**Objective**:
Search the records for the word "detached" and pick out every line that has it.

**Dataset records**:
◇ ◇ ◇ ◇ ◇

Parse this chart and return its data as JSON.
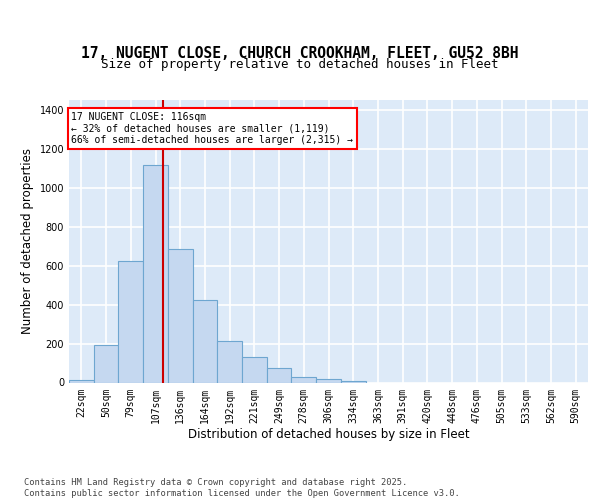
{
  "title_line1": "17, NUGENT CLOSE, CHURCH CROOKHAM, FLEET, GU52 8BH",
  "title_line2": "Size of property relative to detached houses in Fleet",
  "xlabel": "Distribution of detached houses by size in Fleet",
  "ylabel": "Number of detached properties",
  "bar_labels": [
    "22sqm",
    "50sqm",
    "79sqm",
    "107sqm",
    "136sqm",
    "164sqm",
    "192sqm",
    "221sqm",
    "249sqm",
    "278sqm",
    "306sqm",
    "334sqm",
    "363sqm",
    "391sqm",
    "420sqm",
    "448sqm",
    "476sqm",
    "505sqm",
    "533sqm",
    "562sqm",
    "590sqm"
  ],
  "bar_heights": [
    15,
    195,
    625,
    1115,
    685,
    425,
    215,
    130,
    75,
    30,
    20,
    8,
    0,
    0,
    0,
    0,
    0,
    0,
    0,
    0,
    0
  ],
  "bar_color": "#c5d8f0",
  "bar_edge_color": "#6ea6d0",
  "background_color": "#ddeaf8",
  "grid_color": "#ffffff",
  "vline_color": "#cc0000",
  "vline_x_index": 3.31,
  "annotation_text": "17 NUGENT CLOSE: 116sqm\n← 32% of detached houses are smaller (1,119)\n66% of semi-detached houses are larger (2,315) →",
  "ylim": [
    0,
    1450
  ],
  "yticks": [
    0,
    200,
    400,
    600,
    800,
    1000,
    1200,
    1400
  ],
  "footnote": "Contains HM Land Registry data © Crown copyright and database right 2025.\nContains public sector information licensed under the Open Government Licence v3.0.",
  "title_fontsize": 10.5,
  "subtitle_fontsize": 9,
  "axis_label_fontsize": 8.5,
  "tick_fontsize": 7,
  "annot_fontsize": 7
}
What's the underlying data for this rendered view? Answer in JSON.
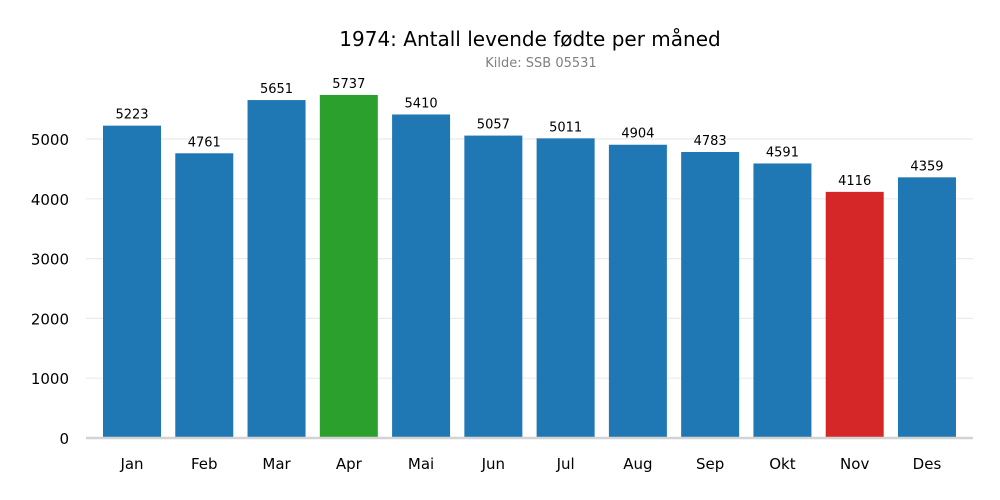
{
  "chart_data": {
    "type": "bar",
    "title": "1974: Antall levende fødte per måned",
    "subtitle": "Kilde: SSB 05531",
    "xlabel": "",
    "ylabel": "",
    "categories": [
      "Jan",
      "Feb",
      "Mar",
      "Apr",
      "Mai",
      "Jun",
      "Jul",
      "Aug",
      "Sep",
      "Okt",
      "Nov",
      "Des"
    ],
    "values": [
      5223,
      4761,
      5651,
      5737,
      5410,
      5057,
      5011,
      4904,
      4783,
      4591,
      4116,
      4359
    ],
    "data_labels": [
      "5223",
      "4761",
      "5651",
      "5737",
      "5410",
      "5057",
      "5011",
      "4904",
      "4783",
      "4591",
      "4116",
      "4359"
    ],
    "ylim": [
      0,
      5990
    ],
    "yticks": [
      0,
      1000,
      2000,
      3000,
      4000,
      5000
    ],
    "grid": "horizontal",
    "colors": {
      "default": "#1f77b4",
      "max": "#2ca02c",
      "min": "#d62728",
      "grid": "#ebebeb",
      "baseline": "#d3d3d3"
    },
    "highlight": {
      "max": "Apr",
      "min": "Nov"
    }
  }
}
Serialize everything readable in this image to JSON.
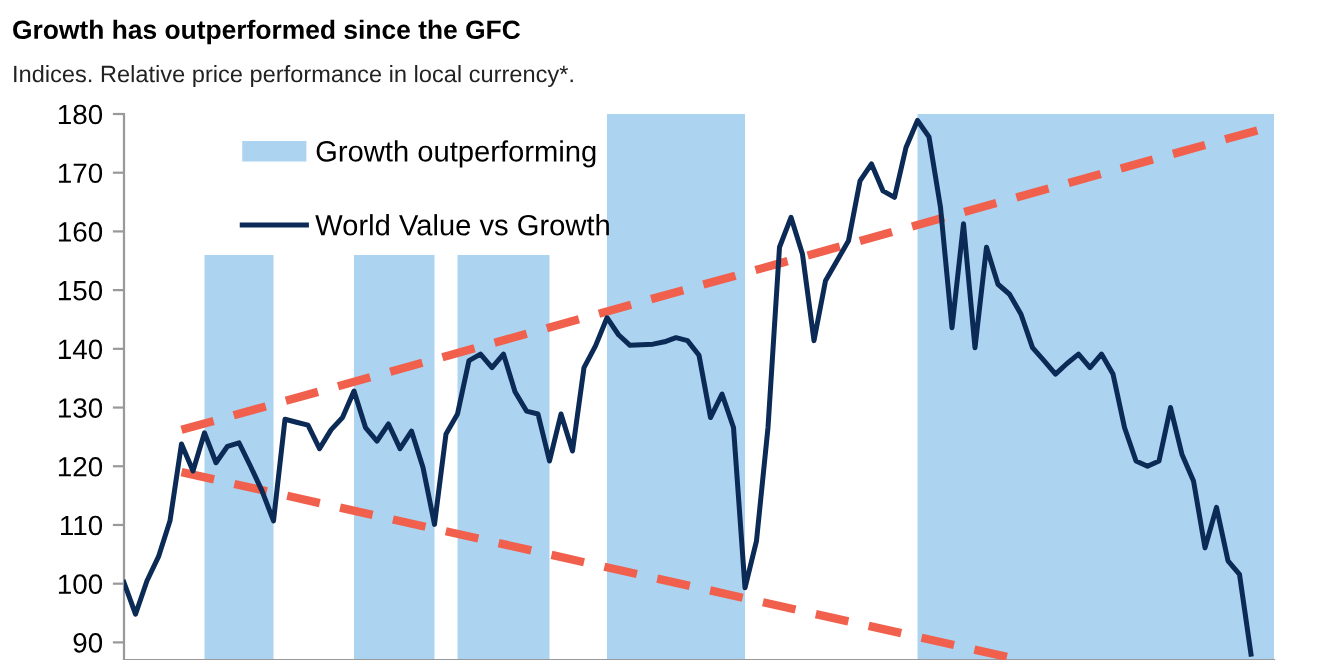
{
  "chart_data": {
    "type": "line",
    "title": "Growth has outperformed since the GFC",
    "subtitle": "Indices. Relative price performance in local currency*.",
    "categories": [
      null,
      null,
      null,
      null,
      null,
      null,
      null,
      null,
      null,
      null,
      null,
      null,
      null,
      null,
      null,
      null,
      null,
      null,
      null,
      null,
      null,
      null,
      null,
      null,
      null,
      null,
      null,
      null,
      null,
      null,
      null,
      null,
      null,
      null,
      null,
      null,
      null,
      null,
      null,
      null,
      null,
      null,
      null,
      null,
      null,
      null,
      null,
      null,
      null,
      null,
      null,
      null,
      null,
      null,
      null,
      null,
      null,
      null,
      null,
      null,
      null,
      null,
      null,
      null,
      null,
      null,
      null,
      null,
      null,
      null,
      null,
      null,
      null,
      null,
      null,
      null,
      null,
      null,
      null,
      null,
      null,
      null,
      null,
      null,
      null,
      null,
      null,
      null,
      null,
      null,
      null,
      null,
      null,
      null,
      null,
      null,
      null,
      null,
      null,
      null,
      null
    ],
    "ylim": [
      87,
      180
    ],
    "yticks": [
      90,
      100,
      110,
      120,
      130,
      140,
      150,
      160,
      170,
      180
    ],
    "tick_labels": "y",
    "grid": false,
    "legend": "top left",
    "series": [
      {
        "name": "Growth outperforming",
        "type": "area",
        "color": "#acd3f0",
        "values": [
          null,
          null,
          null,
          null,
          null,
          null,
          null,
          156,
          156,
          156,
          156,
          156,
          156,
          156,
          null,
          null,
          null,
          null,
          null,
          null,
          156,
          156,
          156,
          156,
          156,
          156,
          156,
          156,
          null,
          156,
          156,
          156,
          156,
          156,
          156,
          156,
          156,
          156,
          null,
          null,
          null,
          null,
          180,
          180,
          180,
          180,
          180,
          180,
          180,
          180,
          180,
          180,
          180,
          180,
          180,
          null,
          null,
          null,
          null,
          null,
          null,
          null,
          null,
          null,
          null,
          null,
          null,
          null,
          null,
          180,
          180,
          180,
          180,
          180,
          180,
          180,
          180,
          180,
          180,
          180,
          180,
          180,
          180,
          180,
          180,
          180,
          180,
          180,
          180,
          180,
          180,
          180,
          180,
          180,
          180,
          180,
          180,
          180,
          180,
          180,
          180
        ]
      },
      {
        "color": "#f0604c",
        "line_style": "dashed",
        "values": [
          null,
          null,
          null,
          null,
          null,
          126.2,
          null,
          null,
          null,
          null,
          null,
          null,
          null,
          null,
          null,
          null,
          null,
          null,
          null,
          null,
          null,
          null,
          null,
          null,
          null,
          null,
          null,
          null,
          null,
          null,
          null,
          null,
          null,
          null,
          null,
          null,
          null,
          null,
          null,
          null,
          null,
          null,
          null,
          null,
          null,
          null,
          null,
          null,
          null,
          null,
          null,
          null,
          null,
          null,
          null,
          null,
          null,
          null,
          null,
          null,
          null,
          null,
          null,
          null,
          null,
          null,
          null,
          null,
          null,
          null,
          null,
          null,
          null,
          null,
          null,
          null,
          null,
          null,
          null,
          null,
          null,
          null,
          null,
          null,
          null,
          null,
          null,
          null,
          null,
          null,
          null,
          null,
          null,
          null,
          null,
          null,
          null,
          null,
          null,
          null,
          178
        ]
      },
      {
        "color": "#f0604c",
        "line_style": "dashed",
        "values": [
          null,
          null,
          null,
          null,
          null,
          119,
          null,
          null,
          null,
          null,
          null,
          null,
          null,
          null,
          null,
          null,
          null,
          null,
          null,
          null,
          null,
          null,
          null,
          null,
          null,
          null,
          null,
          null,
          null,
          null,
          null,
          null,
          null,
          null,
          null,
          null,
          null,
          null,
          null,
          null,
          null,
          null,
          null,
          null,
          null,
          null,
          null,
          null,
          null,
          null,
          null,
          null,
          null,
          null,
          null,
          null,
          null,
          null,
          null,
          null,
          null,
          null,
          null,
          null,
          null,
          null,
          null,
          null,
          null,
          null,
          null,
          null,
          null,
          null,
          null,
          null,
          null,
          null,
          87,
          null,
          null,
          null,
          null,
          null,
          null,
          null,
          null,
          null,
          null,
          null,
          null,
          null,
          null,
          null,
          null,
          null,
          null,
          null,
          null,
          null,
          null
        ]
      },
      {
        "name": "World Value vs Growth",
        "color": "#0b2a55",
        "line_style": "solid",
        "values": [
          100.2,
          94.8,
          100.5,
          104.6,
          110.7,
          123.8,
          119.2,
          125.7,
          120.6,
          123.4,
          124,
          120,
          115.8,
          110.7,
          128,
          127.5,
          127,
          123,
          126.2,
          128.3,
          132.8,
          126.6,
          124.3,
          127.2,
          123,
          126,
          119.8,
          110.1,
          125.5,
          128.9,
          138,
          139.1,
          136.8,
          139.1,
          132.7,
          129.4,
          128.9,
          120.9,
          128.9,
          122.6,
          136.8,
          140.5,
          145.3,
          142.4,
          140.6,
          140.7,
          140.8,
          141.2,
          141.9,
          141.4,
          138.9,
          128.3,
          132.3,
          126.6,
          99.3,
          107.3,
          126.6,
          157.3,
          162.4,
          156.1,
          141.4,
          151.6,
          155,
          158.4,
          168.6,
          171.5,
          166.9,
          165.8,
          174.3,
          178.9,
          176.1,
          164.1,
          143.6,
          161.3,
          140.2,
          157.3,
          151,
          149.3,
          145.9,
          140.2,
          138,
          135.7,
          137.5,
          139.1,
          136.8,
          139.1,
          135.7,
          126.6,
          120.9,
          120,
          120.9,
          130,
          122,
          117.5,
          106.1,
          113,
          103.9,
          101.6,
          88,
          null,
          null
        ]
      }
    ]
  }
}
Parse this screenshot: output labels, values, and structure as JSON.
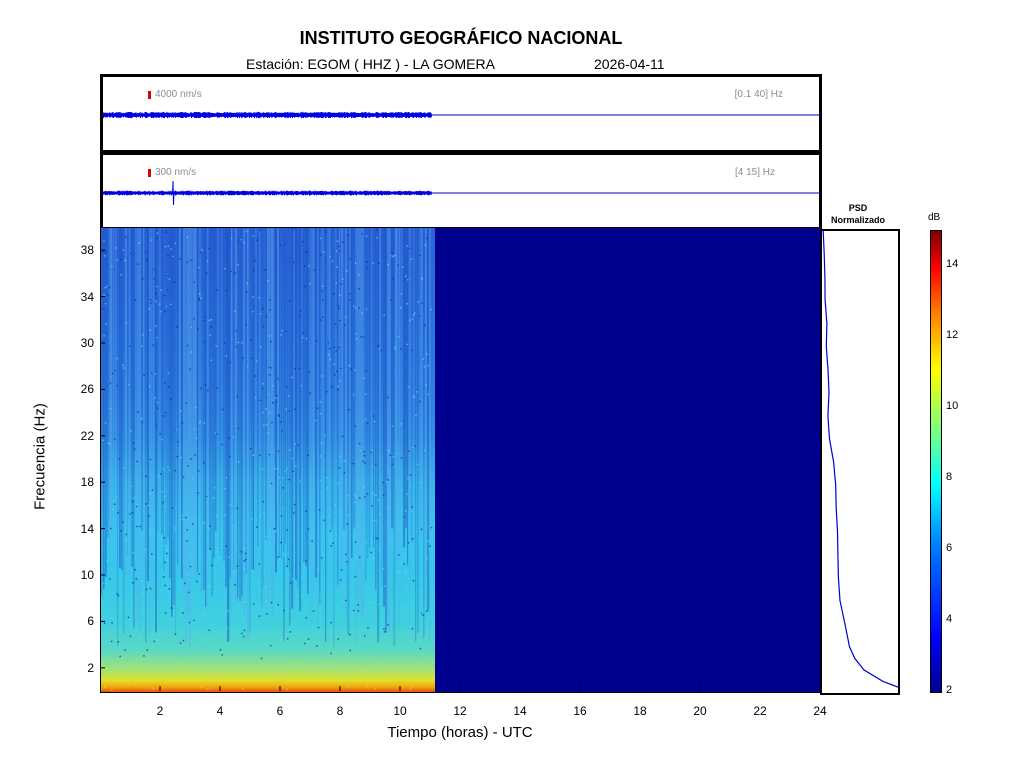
{
  "header": {
    "title": "INSTITUTO GEOGRÁFICO NACIONAL",
    "station": "Estación:  EGOM ( HHZ ) - LA GOMERA",
    "date": "2026-04-11"
  },
  "traces": [
    {
      "scale": "4000 nm/s",
      "band": "[0.1 40] Hz",
      "data_end_hour": 11
    },
    {
      "scale": "300 nm/s",
      "band": "[4 15] Hz",
      "data_end_hour": 11
    }
  ],
  "chart_data": {
    "type": "heatmap",
    "xlabel": "Tiempo (horas) - UTC",
    "ylabel": "Frecuencia  (Hz)",
    "xlim": [
      0,
      24
    ],
    "ylim": [
      0,
      40
    ],
    "xticks": [
      2,
      4,
      6,
      8,
      10,
      12,
      14,
      16,
      18,
      20,
      22,
      24
    ],
    "yticks": [
      2,
      6,
      10,
      14,
      18,
      22,
      26,
      30,
      34,
      38
    ],
    "data_end_hour": 11,
    "colorbar": {
      "unit": "dB",
      "range": [
        2,
        15
      ],
      "ticks": [
        2,
        4,
        6,
        8,
        10,
        12,
        14
      ]
    },
    "psd": {
      "title_line1": "PSD",
      "title_line2": "Normalizado",
      "freq": [
        0.5,
        1,
        2,
        3,
        4,
        6,
        8,
        10,
        12,
        14,
        16,
        18,
        20,
        22,
        24,
        26,
        28,
        30,
        32,
        34,
        36,
        38,
        40
      ],
      "value": [
        1.0,
        0.8,
        0.55,
        0.42,
        0.36,
        0.3,
        0.24,
        0.22,
        0.2,
        0.21,
        0.19,
        0.17,
        0.14,
        0.11,
        0.09,
        0.08,
        0.07,
        0.05,
        0.06,
        0.05,
        0.04,
        0.03,
        0.02
      ]
    }
  }
}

◇ ◇ ◇ ◇ ◇

**Exercise answer**:
  "title_line2": "Size of property relative to detached houses in Fleet",
  "xlabel": "Distribution of detached houses by size in Fleet",
  "ylabel": "Number of detached properties",
  "annotation_text": "17 NUGENT CLOSE: 116sqm\n← 32% of detached houses are smaller (1,119)\n66% of semi-detached houses are larger (2,315) →",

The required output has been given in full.